• GIVEN REQUEST
All records must be quoted exactly. Omit the pictures.

• DATA LISTING
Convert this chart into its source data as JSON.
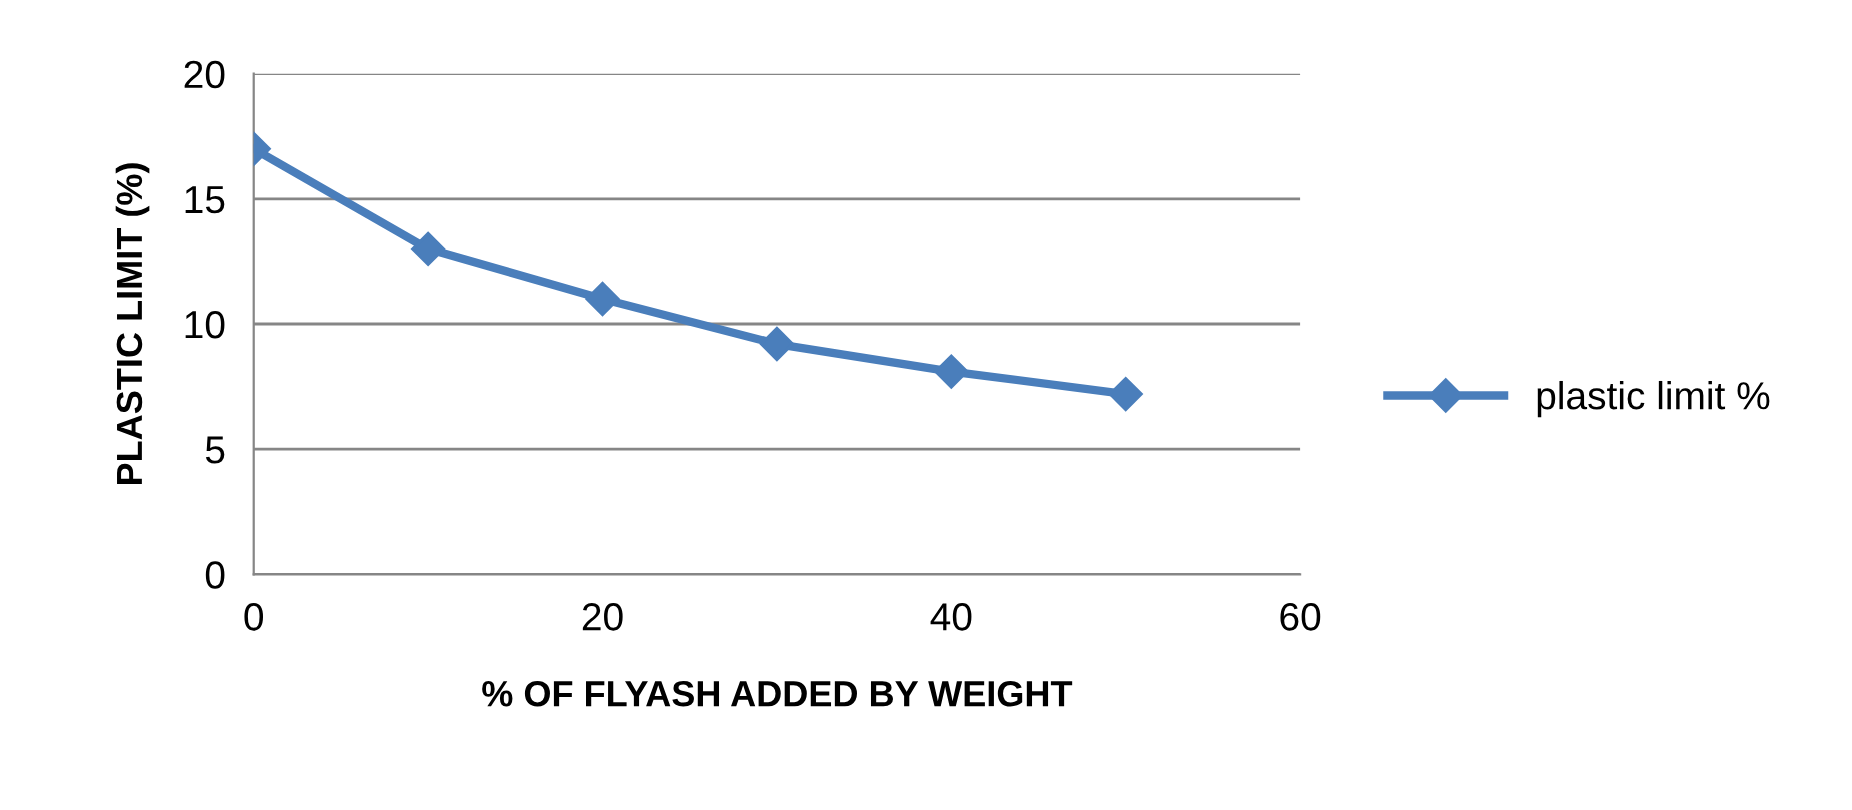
{
  "chart_data": {
    "type": "line",
    "xlabel": "% OF FLYASH ADDED BY WEIGHT",
    "ylabel": "PLASTIC LIMIT (%)",
    "x": [
      0,
      10,
      20,
      30,
      40,
      50
    ],
    "series": [
      {
        "name": "plastic limit %",
        "color": "#4a7ebb",
        "values": [
          17,
          13,
          11,
          9.2,
          8.1,
          7.2
        ]
      }
    ],
    "xlim": [
      0,
      60
    ],
    "xticks": [
      0,
      20,
      40,
      60
    ],
    "ylim": [
      0,
      20
    ],
    "yticks": [
      0,
      5,
      10,
      15,
      20
    ],
    "grid": "y",
    "legend": "right",
    "marker": "diamond",
    "line_style": "solid"
  }
}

• TASK SOLUTION
Convert this chart into its source data as JSON.
{
  "chart_data": {
    "type": "line",
    "xlabel": "% OF FLYASH ADDED BY WEIGHT",
    "ylabel": "PLASTIC LIMIT (%)",
    "x": [
      0,
      10,
      20,
      30,
      40,
      50
    ],
    "series": [
      {
        "name": "plastic limit %",
        "color": "#4a7ebb",
        "values": [
          17,
          13,
          11,
          9.2,
          8.1,
          7.2
        ]
      }
    ],
    "xlim": [
      0,
      60
    ],
    "xticks": [
      0,
      20,
      40,
      60
    ],
    "ylim": [
      0,
      20
    ],
    "yticks": [
      0,
      5,
      10,
      15,
      20
    ],
    "grid": "y",
    "legend": "right",
    "marker": "diamond",
    "line_style": "solid"
  }
}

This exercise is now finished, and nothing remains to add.